#### [Problem to solve]
Transcribe the whole listing below without changing a word, but leave out every image.

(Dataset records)
:::

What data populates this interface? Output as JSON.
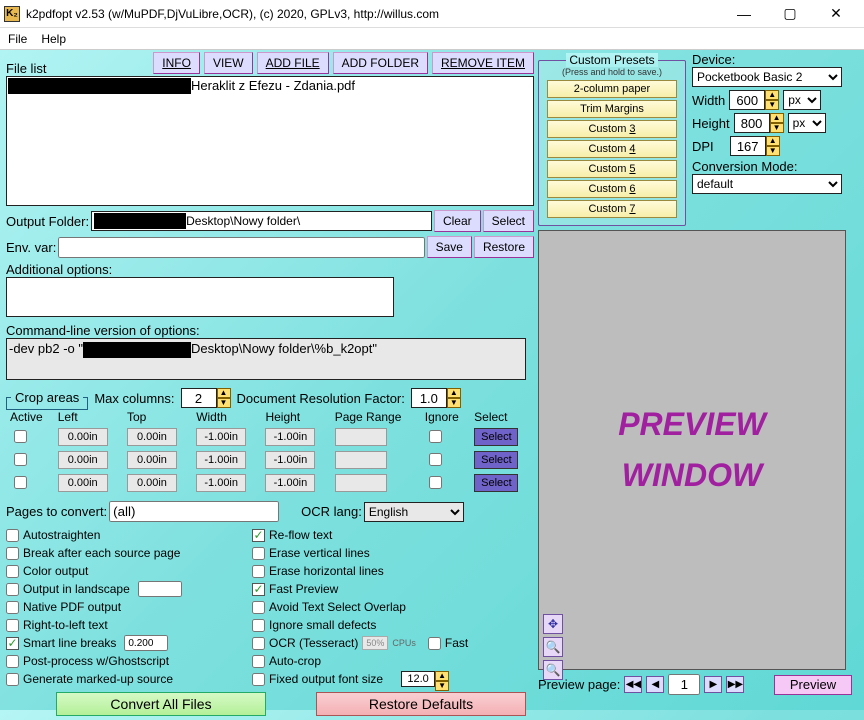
{
  "title": "k2pdfopt v2.53 (w/MuPDF,DjVuLibre,OCR), (c) 2020, GPLv3, http://willus.com",
  "menu": {
    "file": "File",
    "help": "Help"
  },
  "toolbar": {
    "info": "INFO",
    "view": "VIEW",
    "addfile": "ADD FILE",
    "addfolder": "ADD FOLDER",
    "remove": "REMOVE ITEM"
  },
  "file_list": {
    "label": "File list",
    "item0": "Heraklit z Efezu - Zdania.pdf"
  },
  "outfolder": {
    "label": "Output Folder:",
    "suffix": "Desktop\\Nowy folder\\",
    "clear": "Clear",
    "select": "Select"
  },
  "envvar": {
    "label": "Env. var:",
    "save": "Save",
    "restore": "Restore"
  },
  "addopt": {
    "label": "Additional options:"
  },
  "cmdline": {
    "label": "Command-line version of options:",
    "prefix": "-dev pb2 -o \"",
    "suffix": "Desktop\\Nowy folder\\%b_k2opt\""
  },
  "crop": {
    "legend": "Crop areas",
    "maxcol_label": "Max columns:",
    "maxcol": "2",
    "drf_label": "Document Resolution Factor:",
    "drf": "1.0",
    "hdr": {
      "active": "Active",
      "left": "Left",
      "top": "Top",
      "width": "Width",
      "height": "Height",
      "pr": "Page Range",
      "ignore": "Ignore",
      "select": "Select"
    },
    "r": {
      "left": "0.00in",
      "top": "0.00in",
      "width": "-1.00in",
      "height": "-1.00in",
      "sel": "Select"
    }
  },
  "pages": {
    "label": "Pages to convert:",
    "value": "(all)",
    "ocrlang_label": "OCR lang:",
    "ocrlang": "English"
  },
  "cb": {
    "autostraighten": "Autostraighten",
    "break": "Break after each source page",
    "color": "Color output",
    "landscape": "Output in landscape",
    "native": "Native PDF output",
    "rtl": "Right-to-left text",
    "smart": "Smart line breaks",
    "smart_v": "0.200",
    "post": "Post-process w/Ghostscript",
    "markup": "Generate marked-up source",
    "reflow": "Re-flow text",
    "evert": "Erase vertical lines",
    "ehoriz": "Erase horizontal lines",
    "fastprev": "Fast Preview",
    "avoid": "Avoid Text Select Overlap",
    "ignoresmall": "Ignore small defects",
    "ocrtess": "OCR (Tesseract)",
    "ocrcpu": "50%",
    "ocrcpu2": "CPUs",
    "fast": "Fast",
    "autocrop": "Auto-crop",
    "fixedfont": "Fixed output font size",
    "fixedfont_v": "12.0"
  },
  "convert": "Convert All Files",
  "restore_def": "Restore Defaults",
  "presets": {
    "legend": "Custom Presets",
    "hint": "(Press and hold to save.)",
    "p1": "2-column paper",
    "p2": "Trim Margins",
    "p3": "Custom 3",
    "p4": "Custom 4",
    "p5": "Custom 5",
    "p6": "Custom 6",
    "p7": "Custom 7"
  },
  "device": {
    "label": "Device:",
    "name": "Pocketbook Basic 2",
    "width_l": "Width",
    "width": "600",
    "height_l": "Height",
    "height": "800",
    "unit": "px",
    "dpi_l": "DPI",
    "dpi": "167",
    "mode_l": "Conversion Mode:",
    "mode": "default"
  },
  "preview": {
    "win1": "PREVIEW",
    "win2": "WINDOW",
    "label": "Preview page:",
    "page": "1",
    "btn": "Preview"
  }
}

:::

#### [Complete answer]
What data populates this interface? Output as JSON.
{
  "title": "k2pdfopt v2.53 (w/MuPDF,DjVuLibre,OCR), (c) 2020, GPLv3, http://willus.com",
  "menu": {
    "file": "File",
    "help": "Help"
  },
  "toolbar": {
    "info": "INFO",
    "view": "VIEW",
    "addfile": "ADD FILE",
    "addfolder": "ADD FOLDER",
    "remove": "REMOVE ITEM"
  },
  "file_list": {
    "label": "File list",
    "item0": "Heraklit z Efezu - Zdania.pdf"
  },
  "outfolder": {
    "label": "Output Folder:",
    "suffix": "Desktop\\Nowy folder\\",
    "clear": "Clear",
    "select": "Select"
  },
  "envvar": {
    "label": "Env. var:",
    "save": "Save",
    "restore": "Restore"
  },
  "addopt": {
    "label": "Additional options:"
  },
  "cmdline": {
    "label": "Command-line version of options:",
    "prefix": "-dev pb2 -o \"",
    "suffix": "Desktop\\Nowy folder\\%b_k2opt\""
  },
  "crop": {
    "legend": "Crop areas",
    "maxcol_label": "Max columns:",
    "maxcol": "2",
    "drf_label": "Document Resolution Factor:",
    "drf": "1.0",
    "hdr": {
      "active": "Active",
      "left": "Left",
      "top": "Top",
      "width": "Width",
      "height": "Height",
      "pr": "Page Range",
      "ignore": "Ignore",
      "select": "Select"
    },
    "r": {
      "left": "0.00in",
      "top": "0.00in",
      "width": "-1.00in",
      "height": "-1.00in",
      "sel": "Select"
    }
  },
  "pages": {
    "label": "Pages to convert:",
    "value": "(all)",
    "ocrlang_label": "OCR lang:",
    "ocrlang": "English"
  },
  "cb": {
    "autostraighten": "Autostraighten",
    "break": "Break after each source page",
    "color": "Color output",
    "landscape": "Output in landscape",
    "native": "Native PDF output",
    "rtl": "Right-to-left text",
    "smart": "Smart line breaks",
    "smart_v": "0.200",
    "post": "Post-process w/Ghostscript",
    "markup": "Generate marked-up source",
    "reflow": "Re-flow text",
    "evert": "Erase vertical lines",
    "ehoriz": "Erase horizontal lines",
    "fastprev": "Fast Preview",
    "avoid": "Avoid Text Select Overlap",
    "ignoresmall": "Ignore small defects",
    "ocrtess": "OCR (Tesseract)",
    "ocrcpu": "50%",
    "ocrcpu2": "CPUs",
    "fast": "Fast",
    "autocrop": "Auto-crop",
    "fixedfont": "Fixed output font size",
    "fixedfont_v": "12.0"
  },
  "convert": "Convert All Files",
  "restore_def": "Restore Defaults",
  "presets": {
    "legend": "Custom Presets",
    "hint": "(Press and hold to save.)",
    "p1": "2-column paper",
    "p2": "Trim Margins",
    "p3": "Custom 3",
    "p4": "Custom 4",
    "p5": "Custom 5",
    "p6": "Custom 6",
    "p7": "Custom 7"
  },
  "device": {
    "label": "Device:",
    "name": "Pocketbook Basic 2",
    "width_l": "Width",
    "width": "600",
    "height_l": "Height",
    "height": "800",
    "unit": "px",
    "dpi_l": "DPI",
    "dpi": "167",
    "mode_l": "Conversion Mode:",
    "mode": "default"
  },
  "preview": {
    "win1": "PREVIEW",
    "win2": "WINDOW",
    "label": "Preview page:",
    "page": "1",
    "btn": "Preview"
  }
}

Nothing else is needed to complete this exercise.